▸ Given instruction: In the items below, switch each "data-point" to "plot-marker" and leave everything else unchanged.

(Saved data entries)
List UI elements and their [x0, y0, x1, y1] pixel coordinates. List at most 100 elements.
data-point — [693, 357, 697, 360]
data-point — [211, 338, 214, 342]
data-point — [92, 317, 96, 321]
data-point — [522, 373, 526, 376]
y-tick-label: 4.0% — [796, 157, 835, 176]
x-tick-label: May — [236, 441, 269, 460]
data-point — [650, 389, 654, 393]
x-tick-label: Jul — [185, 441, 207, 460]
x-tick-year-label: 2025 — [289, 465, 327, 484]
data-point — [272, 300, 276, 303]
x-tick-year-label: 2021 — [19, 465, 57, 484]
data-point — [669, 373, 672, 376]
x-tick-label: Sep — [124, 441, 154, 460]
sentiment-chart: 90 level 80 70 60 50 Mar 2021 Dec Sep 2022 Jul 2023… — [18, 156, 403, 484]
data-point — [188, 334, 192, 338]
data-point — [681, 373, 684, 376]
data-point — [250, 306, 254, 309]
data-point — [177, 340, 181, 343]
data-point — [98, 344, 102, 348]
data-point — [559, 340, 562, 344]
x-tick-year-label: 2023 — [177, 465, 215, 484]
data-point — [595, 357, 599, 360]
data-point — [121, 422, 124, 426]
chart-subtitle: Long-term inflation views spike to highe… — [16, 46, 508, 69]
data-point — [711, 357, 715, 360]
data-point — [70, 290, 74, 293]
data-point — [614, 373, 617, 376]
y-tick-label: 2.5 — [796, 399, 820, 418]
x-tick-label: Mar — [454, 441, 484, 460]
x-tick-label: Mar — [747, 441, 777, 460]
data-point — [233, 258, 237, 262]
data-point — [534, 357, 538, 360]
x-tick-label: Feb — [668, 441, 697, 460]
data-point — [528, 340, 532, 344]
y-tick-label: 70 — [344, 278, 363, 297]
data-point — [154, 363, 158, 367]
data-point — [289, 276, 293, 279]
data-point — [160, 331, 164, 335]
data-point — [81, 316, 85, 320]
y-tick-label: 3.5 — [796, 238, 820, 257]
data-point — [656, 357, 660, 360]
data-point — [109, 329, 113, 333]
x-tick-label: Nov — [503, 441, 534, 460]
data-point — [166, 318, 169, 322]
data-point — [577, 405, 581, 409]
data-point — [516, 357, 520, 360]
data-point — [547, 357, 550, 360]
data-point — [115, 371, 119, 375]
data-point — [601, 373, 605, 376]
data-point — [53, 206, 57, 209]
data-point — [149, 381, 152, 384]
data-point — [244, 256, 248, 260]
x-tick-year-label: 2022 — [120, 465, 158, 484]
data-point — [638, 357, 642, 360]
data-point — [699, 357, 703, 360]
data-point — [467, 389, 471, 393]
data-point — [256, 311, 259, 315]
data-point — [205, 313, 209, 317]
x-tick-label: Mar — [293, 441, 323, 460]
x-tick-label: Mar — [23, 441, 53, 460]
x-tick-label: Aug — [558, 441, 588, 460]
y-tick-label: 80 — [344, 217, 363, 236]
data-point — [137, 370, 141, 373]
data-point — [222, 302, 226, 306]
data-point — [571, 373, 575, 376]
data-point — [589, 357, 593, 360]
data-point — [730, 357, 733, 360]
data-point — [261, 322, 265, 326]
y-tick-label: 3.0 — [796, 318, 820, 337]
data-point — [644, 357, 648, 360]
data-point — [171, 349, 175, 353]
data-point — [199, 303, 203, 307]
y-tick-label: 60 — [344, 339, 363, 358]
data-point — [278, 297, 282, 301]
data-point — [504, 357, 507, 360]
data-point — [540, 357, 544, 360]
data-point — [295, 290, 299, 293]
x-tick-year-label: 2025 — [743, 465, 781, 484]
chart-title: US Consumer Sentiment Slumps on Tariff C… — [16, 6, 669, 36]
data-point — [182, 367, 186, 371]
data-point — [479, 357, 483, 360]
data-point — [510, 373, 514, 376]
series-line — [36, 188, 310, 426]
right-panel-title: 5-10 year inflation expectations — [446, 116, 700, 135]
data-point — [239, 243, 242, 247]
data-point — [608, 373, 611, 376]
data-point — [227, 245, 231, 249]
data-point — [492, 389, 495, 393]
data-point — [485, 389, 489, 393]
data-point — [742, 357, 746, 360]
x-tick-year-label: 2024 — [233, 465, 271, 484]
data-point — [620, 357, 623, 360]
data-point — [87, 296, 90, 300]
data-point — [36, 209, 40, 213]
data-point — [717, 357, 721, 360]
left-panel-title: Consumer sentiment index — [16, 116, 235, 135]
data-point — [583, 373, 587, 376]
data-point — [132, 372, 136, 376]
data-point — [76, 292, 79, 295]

▸ Reply to the exercise:
List UI elements and their [x0, y0, x1, y1] pixel coordinates. List at most 100 elements.
plot-marker — [693, 357, 697, 360]
plot-marker — [211, 338, 214, 342]
plot-marker — [92, 317, 96, 321]
plot-marker — [522, 373, 526, 376]
y-tick-label: 4.0% — [796, 157, 835, 176]
x-tick-label: May — [236, 441, 269, 460]
plot-marker — [650, 389, 654, 393]
x-tick-label: Jul — [185, 441, 207, 460]
x-tick-year-label: 2025 — [289, 465, 327, 484]
plot-marker — [272, 300, 276, 303]
x-tick-year-label: 2021 — [19, 465, 57, 484]
plot-marker — [669, 373, 672, 376]
x-tick-label: Sep — [124, 441, 154, 460]
sentiment-chart: 90 level 80 70 60 50 Mar 2021 Dec Sep 2022 Jul 2023… — [18, 156, 403, 484]
plot-marker — [188, 334, 192, 338]
plot-marker — [681, 373, 684, 376]
plot-marker — [250, 306, 254, 309]
plot-marker — [177, 340, 181, 343]
plot-marker — [98, 344, 102, 348]
plot-marker — [559, 340, 562, 344]
x-tick-year-label: 2023 — [177, 465, 215, 484]
plot-marker — [595, 357, 599, 360]
plot-marker — [121, 422, 124, 426]
chart-subtitle: Long-term inflation views spike to highe… — [16, 46, 508, 69]
plot-marker — [711, 357, 715, 360]
plot-marker — [70, 290, 74, 293]
plot-marker — [614, 373, 617, 376]
y-tick-label: 2.5 — [796, 399, 820, 418]
x-tick-label: Mar — [454, 441, 484, 460]
x-tick-label: Mar — [747, 441, 777, 460]
plot-marker — [233, 258, 237, 262]
plot-marker — [534, 357, 538, 360]
x-tick-label: Feb — [668, 441, 697, 460]
plot-marker — [528, 340, 532, 344]
y-tick-label: 70 — [344, 278, 363, 297]
plot-marker — [154, 363, 158, 367]
plot-marker — [289, 276, 293, 279]
plot-marker — [160, 331, 164, 335]
plot-marker — [81, 316, 85, 320]
y-tick-label: 3.5 — [796, 238, 820, 257]
plot-marker — [656, 357, 660, 360]
plot-marker — [109, 329, 113, 333]
x-tick-label: Nov — [503, 441, 534, 460]
plot-marker — [166, 318, 169, 322]
plot-marker — [577, 405, 581, 409]
plot-marker — [516, 357, 520, 360]
plot-marker — [547, 357, 550, 360]
plot-marker — [115, 371, 119, 375]
plot-marker — [601, 373, 605, 376]
plot-marker — [53, 206, 57, 209]
plot-marker — [149, 381, 152, 384]
plot-marker — [244, 256, 248, 260]
x-tick-year-label: 2022 — [120, 465, 158, 484]
plot-marker — [638, 357, 642, 360]
plot-marker — [699, 357, 703, 360]
plot-marker — [467, 389, 471, 393]
plot-marker — [256, 311, 259, 315]
plot-marker — [205, 313, 209, 317]
x-tick-label: Mar — [293, 441, 323, 460]
x-tick-label: Mar — [23, 441, 53, 460]
x-tick-label: Aug — [558, 441, 588, 460]
y-tick-label: 80 — [344, 217, 363, 236]
plot-marker — [137, 370, 141, 373]
plot-marker — [222, 302, 226, 306]
plot-marker — [571, 373, 575, 376]
plot-marker — [589, 357, 593, 360]
plot-marker — [730, 357, 733, 360]
plot-marker — [261, 322, 265, 326]
y-tick-label: 3.0 — [796, 318, 820, 337]
plot-marker — [644, 357, 648, 360]
plot-marker — [171, 349, 175, 353]
plot-marker — [199, 303, 203, 307]
y-tick-label: 60 — [344, 339, 363, 358]
plot-marker — [278, 297, 282, 301]
plot-marker — [504, 357, 507, 360]
plot-marker — [540, 357, 544, 360]
plot-marker — [295, 290, 299, 293]
x-tick-year-label: 2025 — [743, 465, 781, 484]
chart-title: US Consumer Sentiment Slumps on Tariff C… — [16, 6, 669, 36]
plot-marker — [182, 367, 186, 371]
plot-marker — [479, 357, 483, 360]
plot-marker — [510, 373, 514, 376]
series-line — [36, 188, 310, 426]
right-panel-title: 5-10 year inflation expectations — [446, 116, 700, 135]
plot-marker — [239, 243, 242, 247]
plot-marker — [608, 373, 611, 376]
plot-marker — [227, 245, 231, 249]
plot-marker — [492, 389, 495, 393]
plot-marker — [485, 389, 489, 393]
plot-marker — [742, 357, 746, 360]
x-tick-year-label: 2024 — [233, 465, 271, 484]
plot-marker — [620, 357, 623, 360]
plot-marker — [87, 296, 90, 300]
plot-marker — [36, 209, 40, 213]
plot-marker — [717, 357, 721, 360]
left-panel-title: Consumer sentiment index — [16, 116, 235, 135]
plot-marker — [583, 373, 587, 376]
plot-marker — [132, 372, 136, 376]
plot-marker — [76, 292, 79, 295]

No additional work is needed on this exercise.